■ **Aufgabenstellung 1**:
Beantworten Sie anhand des Textauszugs:
(a) Was können die Eheleute Sarah und Abraham nicht?
(b) Was übernimmt Hagar für ihre Herrin Sarah?
(c) Wie sieht Sarah zu, wie ihre Magd groß wird und stolz?

- - -

Es passiert schnell Schlimmes, wenn man Menschen aus den Augen verliert. Egal ob unbewusst oder bewusst. Wie in dem bitterbösen Konflikt in den ersten Kapiteln der Bibel. Zwischen zwei Frauen und einem Mann:
Die Eheleute Sarah und Abraham können keine Kinder bekommen. Die altorientalische Sitte erlaubte in diesem Fall, dass die Leibmagd der Ehefrau an deren Stelle tritt. Hagar, die Magd, Ausländerin, Hagar also übernimmt für ihre Herrin Sarah die „Leihmutterschaft“. Und wird schwanger von Abraham, dem Ehemann.

Aber diese „Lösung“ hat nichts gelöst. Vielleicht hat man sich anfangs noch gefreut. Aber dann böse Blicke. Sarah sieht voll Neid, wie ihre Magd groß wird und stolz. So war das nicht gedacht. ‘Was bildet diese Ausländerin sich ein.’ Aber deren Selbstbewusstsein wächst. Die Blicke, mit der die Magd ihre Herrin Sarah bedenkt. Hämisch und brennend.

- - -

■ **Aufgabenstellung 2**:
Zitieren Sie aus den Datensätzen den Abschnitt vom Anfang der Datensätze bis einschließlich der Zeile, die „yemen-point xyxy=(388,603,407,622)“ enthält.

- - -

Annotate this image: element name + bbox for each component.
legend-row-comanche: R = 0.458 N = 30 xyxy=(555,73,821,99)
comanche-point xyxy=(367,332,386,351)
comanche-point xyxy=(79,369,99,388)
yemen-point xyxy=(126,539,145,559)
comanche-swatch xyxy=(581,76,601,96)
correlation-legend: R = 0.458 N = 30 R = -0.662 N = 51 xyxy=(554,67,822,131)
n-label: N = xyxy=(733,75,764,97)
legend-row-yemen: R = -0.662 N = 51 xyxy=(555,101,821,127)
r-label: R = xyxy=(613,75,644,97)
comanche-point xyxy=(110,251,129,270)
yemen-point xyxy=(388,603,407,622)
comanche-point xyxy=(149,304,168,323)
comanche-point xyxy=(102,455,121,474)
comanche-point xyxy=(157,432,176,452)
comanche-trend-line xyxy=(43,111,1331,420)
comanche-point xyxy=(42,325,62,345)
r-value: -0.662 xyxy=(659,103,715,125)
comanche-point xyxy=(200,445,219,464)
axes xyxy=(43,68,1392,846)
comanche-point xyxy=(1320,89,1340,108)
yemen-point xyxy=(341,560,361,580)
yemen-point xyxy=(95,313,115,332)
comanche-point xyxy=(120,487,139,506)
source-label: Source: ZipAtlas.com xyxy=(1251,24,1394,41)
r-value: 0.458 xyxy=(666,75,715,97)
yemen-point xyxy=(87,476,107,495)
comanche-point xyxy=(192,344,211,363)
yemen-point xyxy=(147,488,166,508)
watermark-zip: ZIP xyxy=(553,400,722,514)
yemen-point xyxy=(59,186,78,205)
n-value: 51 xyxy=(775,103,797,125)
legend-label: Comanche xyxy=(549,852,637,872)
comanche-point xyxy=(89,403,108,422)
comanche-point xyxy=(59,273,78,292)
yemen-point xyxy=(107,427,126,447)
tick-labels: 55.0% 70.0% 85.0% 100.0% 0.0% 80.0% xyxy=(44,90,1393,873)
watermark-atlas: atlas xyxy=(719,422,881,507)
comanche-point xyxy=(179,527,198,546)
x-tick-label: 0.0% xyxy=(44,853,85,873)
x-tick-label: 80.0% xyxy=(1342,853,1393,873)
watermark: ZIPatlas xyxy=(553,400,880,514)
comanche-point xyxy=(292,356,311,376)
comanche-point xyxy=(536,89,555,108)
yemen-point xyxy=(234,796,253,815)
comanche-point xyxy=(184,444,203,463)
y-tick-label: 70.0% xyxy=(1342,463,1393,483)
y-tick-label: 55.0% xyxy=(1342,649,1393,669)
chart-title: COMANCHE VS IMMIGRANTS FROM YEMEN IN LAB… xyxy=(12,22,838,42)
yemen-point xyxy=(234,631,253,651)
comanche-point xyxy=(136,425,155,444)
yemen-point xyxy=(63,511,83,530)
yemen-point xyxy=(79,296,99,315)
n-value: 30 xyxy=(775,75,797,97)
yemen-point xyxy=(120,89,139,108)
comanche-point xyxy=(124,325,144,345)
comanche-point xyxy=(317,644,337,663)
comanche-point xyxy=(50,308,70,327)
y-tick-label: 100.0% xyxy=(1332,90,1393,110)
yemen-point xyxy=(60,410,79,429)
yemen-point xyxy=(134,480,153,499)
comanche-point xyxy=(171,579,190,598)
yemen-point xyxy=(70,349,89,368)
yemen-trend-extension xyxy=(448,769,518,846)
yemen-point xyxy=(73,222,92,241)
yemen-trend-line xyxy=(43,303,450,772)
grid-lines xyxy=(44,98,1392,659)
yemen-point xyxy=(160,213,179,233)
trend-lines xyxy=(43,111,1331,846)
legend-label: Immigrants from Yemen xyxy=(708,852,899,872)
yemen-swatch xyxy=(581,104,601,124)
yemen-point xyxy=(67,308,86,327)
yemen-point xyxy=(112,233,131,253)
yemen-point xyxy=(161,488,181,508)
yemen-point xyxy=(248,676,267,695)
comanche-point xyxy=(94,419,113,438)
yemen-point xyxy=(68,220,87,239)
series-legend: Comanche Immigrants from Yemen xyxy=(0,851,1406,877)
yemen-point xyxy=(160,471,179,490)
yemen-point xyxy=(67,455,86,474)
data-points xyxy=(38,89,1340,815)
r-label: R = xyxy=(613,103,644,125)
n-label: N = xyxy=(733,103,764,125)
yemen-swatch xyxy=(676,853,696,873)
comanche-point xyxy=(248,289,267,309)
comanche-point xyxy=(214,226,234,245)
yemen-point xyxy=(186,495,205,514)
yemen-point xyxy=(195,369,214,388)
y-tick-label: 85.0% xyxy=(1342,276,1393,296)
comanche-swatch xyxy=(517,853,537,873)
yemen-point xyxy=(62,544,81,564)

- - -

■ **Schriftliche Lösung 1**:
(a) Sie können keine Kinder bekommen.
(b) Die „Leihmutterschaft“.
(c) Voll Neid.

■ **Schriftliche Lösung 2**:
Annotate this image: element name + bbox for each component.
legend-row-comanche: R = 0.458 N = 30 xyxy=(555,73,821,99)
comanche-point xyxy=(367,332,386,351)
comanche-point xyxy=(79,369,99,388)
yemen-point xyxy=(126,539,145,559)
comanche-swatch xyxy=(581,76,601,96)
correlation-legend: R = 0.458 N = 30 R = -0.662 N = 51 xyxy=(554,67,822,131)
n-label: N = xyxy=(733,75,764,97)
legend-row-yemen: R = -0.662 N = 51 xyxy=(555,101,821,127)
r-label: R = xyxy=(613,75,644,97)
comanche-point xyxy=(110,251,129,270)
yemen-point xyxy=(388,603,407,622)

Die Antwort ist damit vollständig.